━━━━━ DATA TO PROCESS

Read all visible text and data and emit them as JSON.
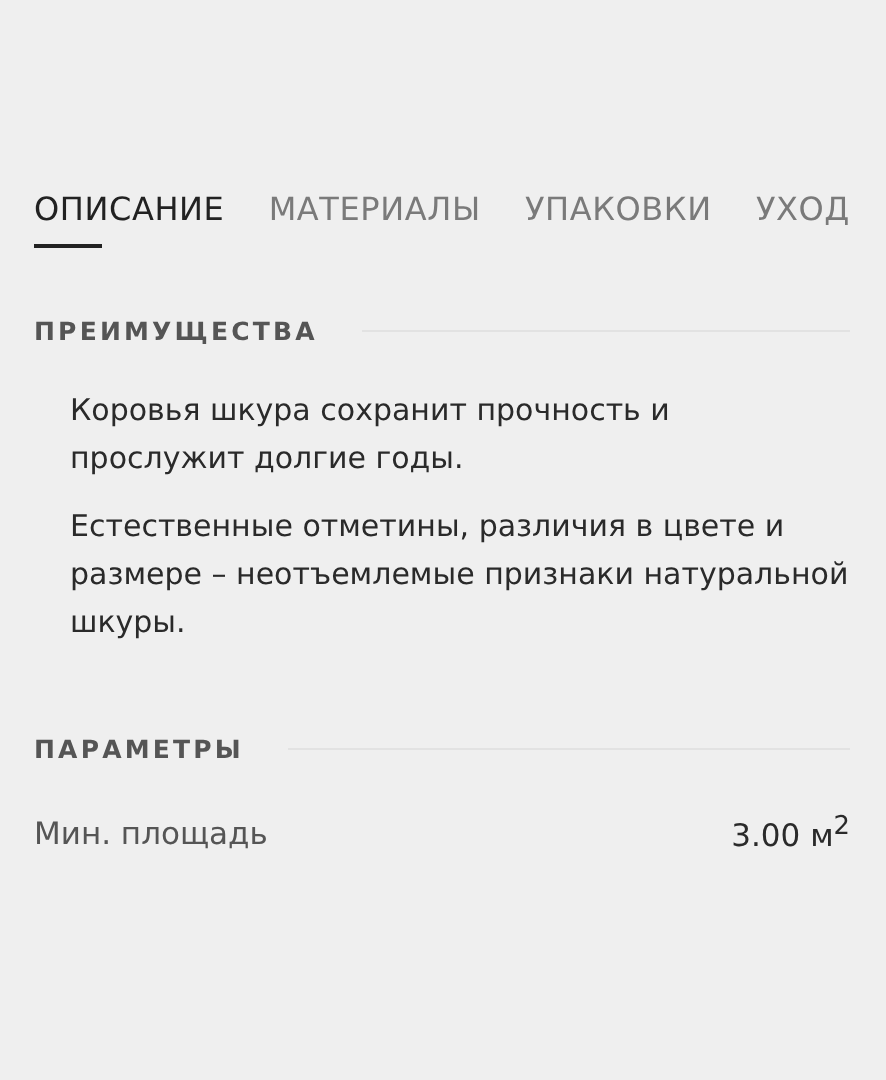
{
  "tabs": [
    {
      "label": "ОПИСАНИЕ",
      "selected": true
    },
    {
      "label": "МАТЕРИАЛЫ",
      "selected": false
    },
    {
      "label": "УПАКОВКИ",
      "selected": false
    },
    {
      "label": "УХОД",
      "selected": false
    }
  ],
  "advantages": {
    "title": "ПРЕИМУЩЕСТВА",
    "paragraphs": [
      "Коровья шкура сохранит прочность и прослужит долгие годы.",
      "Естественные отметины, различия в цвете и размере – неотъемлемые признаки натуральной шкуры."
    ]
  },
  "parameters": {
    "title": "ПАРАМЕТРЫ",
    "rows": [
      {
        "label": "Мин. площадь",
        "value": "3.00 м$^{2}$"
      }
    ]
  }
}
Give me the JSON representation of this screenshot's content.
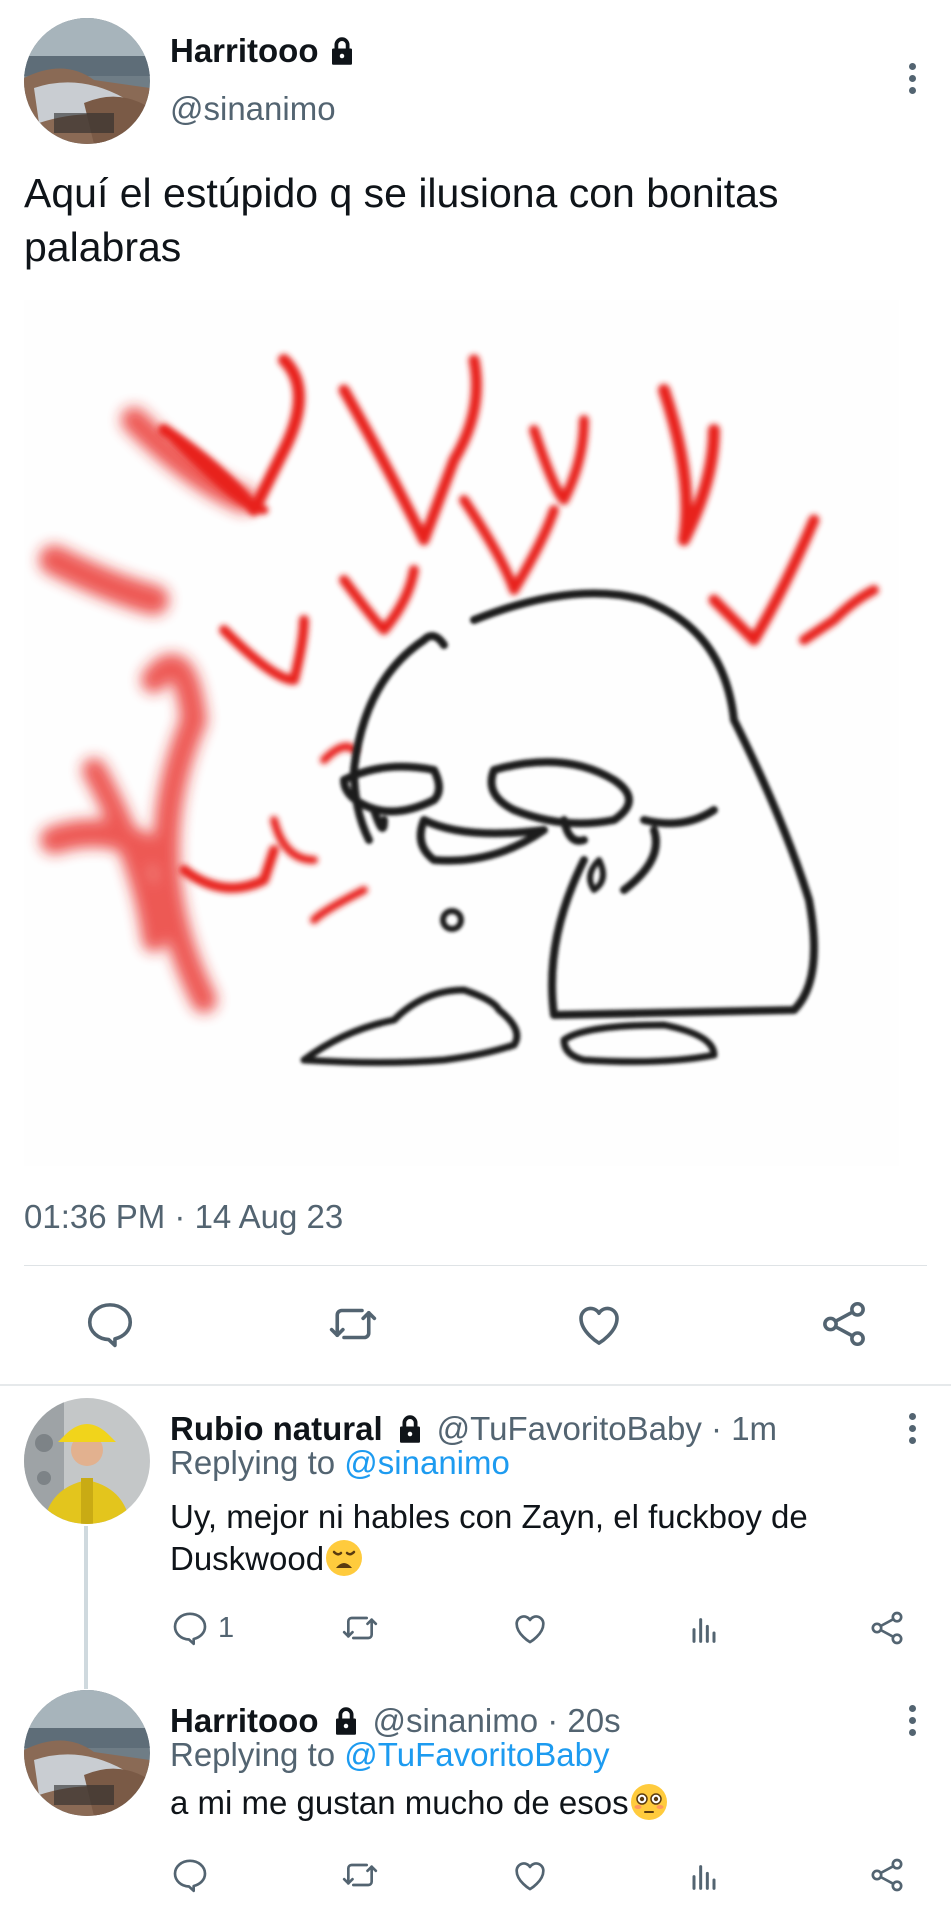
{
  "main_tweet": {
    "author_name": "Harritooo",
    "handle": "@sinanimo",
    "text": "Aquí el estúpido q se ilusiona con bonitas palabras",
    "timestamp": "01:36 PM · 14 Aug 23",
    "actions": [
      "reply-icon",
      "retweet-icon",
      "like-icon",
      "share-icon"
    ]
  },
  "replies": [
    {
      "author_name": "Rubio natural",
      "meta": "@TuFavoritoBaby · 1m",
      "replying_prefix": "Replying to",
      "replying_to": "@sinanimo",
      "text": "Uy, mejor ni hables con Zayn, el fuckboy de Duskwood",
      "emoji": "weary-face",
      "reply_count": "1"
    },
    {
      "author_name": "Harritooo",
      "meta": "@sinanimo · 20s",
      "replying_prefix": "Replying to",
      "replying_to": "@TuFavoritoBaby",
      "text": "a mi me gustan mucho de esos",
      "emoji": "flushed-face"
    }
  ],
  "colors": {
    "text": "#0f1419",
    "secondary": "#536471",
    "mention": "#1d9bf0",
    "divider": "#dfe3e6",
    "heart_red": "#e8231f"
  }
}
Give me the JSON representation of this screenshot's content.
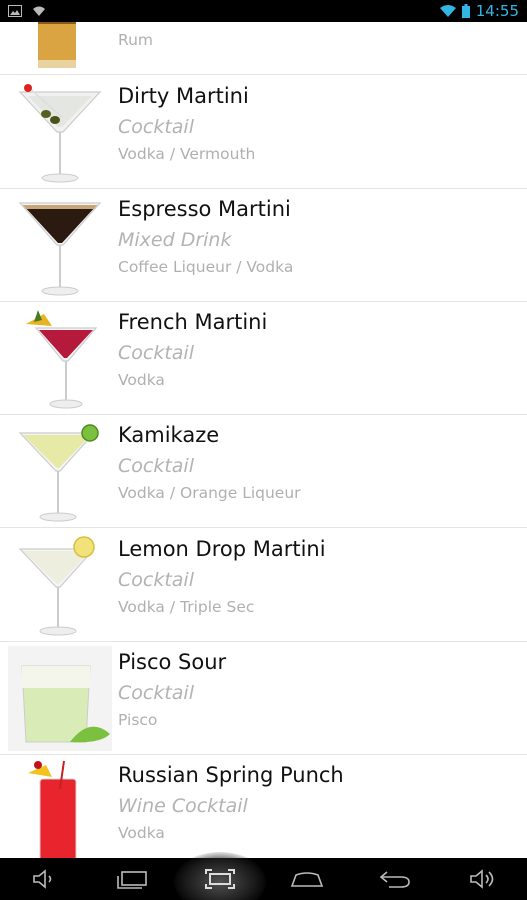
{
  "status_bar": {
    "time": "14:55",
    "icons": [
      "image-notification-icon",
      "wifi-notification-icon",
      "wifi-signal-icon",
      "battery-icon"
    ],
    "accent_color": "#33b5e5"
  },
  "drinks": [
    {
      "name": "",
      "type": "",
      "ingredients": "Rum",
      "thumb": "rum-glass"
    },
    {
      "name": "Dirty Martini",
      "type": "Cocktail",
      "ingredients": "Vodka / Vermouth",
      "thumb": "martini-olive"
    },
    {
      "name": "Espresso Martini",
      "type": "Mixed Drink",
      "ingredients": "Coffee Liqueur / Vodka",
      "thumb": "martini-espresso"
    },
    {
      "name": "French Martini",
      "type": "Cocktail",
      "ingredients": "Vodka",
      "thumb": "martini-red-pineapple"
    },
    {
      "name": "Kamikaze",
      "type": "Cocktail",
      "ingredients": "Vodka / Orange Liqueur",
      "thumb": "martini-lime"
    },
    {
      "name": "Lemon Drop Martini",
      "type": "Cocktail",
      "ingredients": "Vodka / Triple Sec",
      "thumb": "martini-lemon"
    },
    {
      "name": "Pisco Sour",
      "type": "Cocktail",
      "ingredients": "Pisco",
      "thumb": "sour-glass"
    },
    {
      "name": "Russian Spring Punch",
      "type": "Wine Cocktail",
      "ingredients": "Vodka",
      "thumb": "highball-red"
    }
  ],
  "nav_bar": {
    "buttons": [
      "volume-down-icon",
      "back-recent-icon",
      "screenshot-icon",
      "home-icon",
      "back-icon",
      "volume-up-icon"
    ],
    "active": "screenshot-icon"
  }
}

━━━━━━━━━━

> _THE PROBLEM_
Leave out the pictures and copy the rest of the material above exactly.

> _TASK ANSWER_
Read all visible text and data and emit them as JSON.
{
  "tabs": [
    {
      "label": "ОПИСАНИЕ",
      "selected": true
    },
    {
      "label": "МАТЕРИАЛЫ",
      "selected": false
    },
    {
      "label": "УПАКОВКИ",
      "selected": false
    },
    {
      "label": "УХОД",
      "selected": false
    }
  ],
  "advantages": {
    "title": "ПРЕИМУЩЕСТВА",
    "paragraphs": [
      "Коровья шкура сохранит прочность и прослужит долгие годы.",
      "Естественные отметины, различия в цвете и размере – неотъемлемые признаки натуральной шкуры."
    ]
  },
  "parameters": {
    "title": "ПАРАМЕТРЫ",
    "rows": [
      {
        "label": "Мин. площадь",
        "value": "3.00 м$^{2}$"
      }
    ]
  }
}
Give me the JSON representation of this screenshot's content.
{
  "main_tweet": {
    "author_name": "Harritooo",
    "handle": "@sinanimo",
    "text": "Aquí el estúpido q se ilusiona con bonitas palabras",
    "timestamp": "01:36 PM · 14 Aug 23",
    "actions": [
      "reply-icon",
      "retweet-icon",
      "like-icon",
      "share-icon"
    ]
  },
  "replies": [
    {
      "author_name": "Rubio natural",
      "meta": "@TuFavoritoBaby · 1m",
      "replying_prefix": "Replying to",
      "replying_to": "@sinanimo",
      "text": "Uy, mejor ni hables con Zayn, el fuckboy de Duskwood",
      "emoji": "weary-face",
      "reply_count": "1"
    },
    {
      "author_name": "Harritooo",
      "meta": "@sinanimo · 20s",
      "replying_prefix": "Replying to",
      "replying_to": "@TuFavoritoBaby",
      "text": "a mi me gustan mucho de esos",
      "emoji": "flushed-face"
    }
  ],
  "colors": {
    "text": "#0f1419",
    "secondary": "#536471",
    "mention": "#1d9bf0",
    "divider": "#dfe3e6",
    "heart_red": "#e8231f"
  }
}
Give me the JSON representation of this screenshot's content.
{
  "status_bar": {
    "time": "14:55",
    "icons": [
      "image-notification-icon",
      "wifi-notification-icon",
      "wifi-signal-icon",
      "battery-icon"
    ],
    "accent_color": "#33b5e5"
  },
  "drinks": [
    {
      "name": "",
      "type": "",
      "ingredients": "Rum",
      "thumb": "rum-glass"
    },
    {
      "name": "Dirty Martini",
      "type": "Cocktail",
      "ingredients": "Vodka / Vermouth",
      "thumb": "martini-olive"
    },
    {
      "name": "Espresso Martini",
      "type": "Mixed Drink",
      "ingredients": "Coffee Liqueur / Vodka",
      "thumb": "martini-espresso"
    },
    {
      "name": "French Martini",
      "type": "Cocktail",
      "ingredients": "Vodka",
      "thumb": "martini-red-pineapple"
    },
    {
      "name": "Kamikaze",
      "type": "Cocktail",
      "ingredients": "Vodka / Orange Liqueur",
      "thumb": "martini-lime"
    },
    {
      "name": "Lemon Drop Martini",
      "type": "Cocktail",
      "ingredients": "Vodka / Triple Sec",
      "thumb": "martini-lemon"
    },
    {
      "name": "Pisco Sour",
      "type": "Cocktail",
      "ingredients": "Pisco",
      "thumb": "sour-glass"
    },
    {
      "name": "Russian Spring Punch",
      "type": "Wine Cocktail",
      "ingredients": "Vodka",
      "thumb": "highball-red"
    }
  ],
  "nav_bar": {
    "buttons": [
      "volume-down-icon",
      "back-recent-icon",
      "screenshot-icon",
      "home-icon",
      "back-icon",
      "volume-up-icon"
    ],
    "active": "screenshot-icon"
  }
}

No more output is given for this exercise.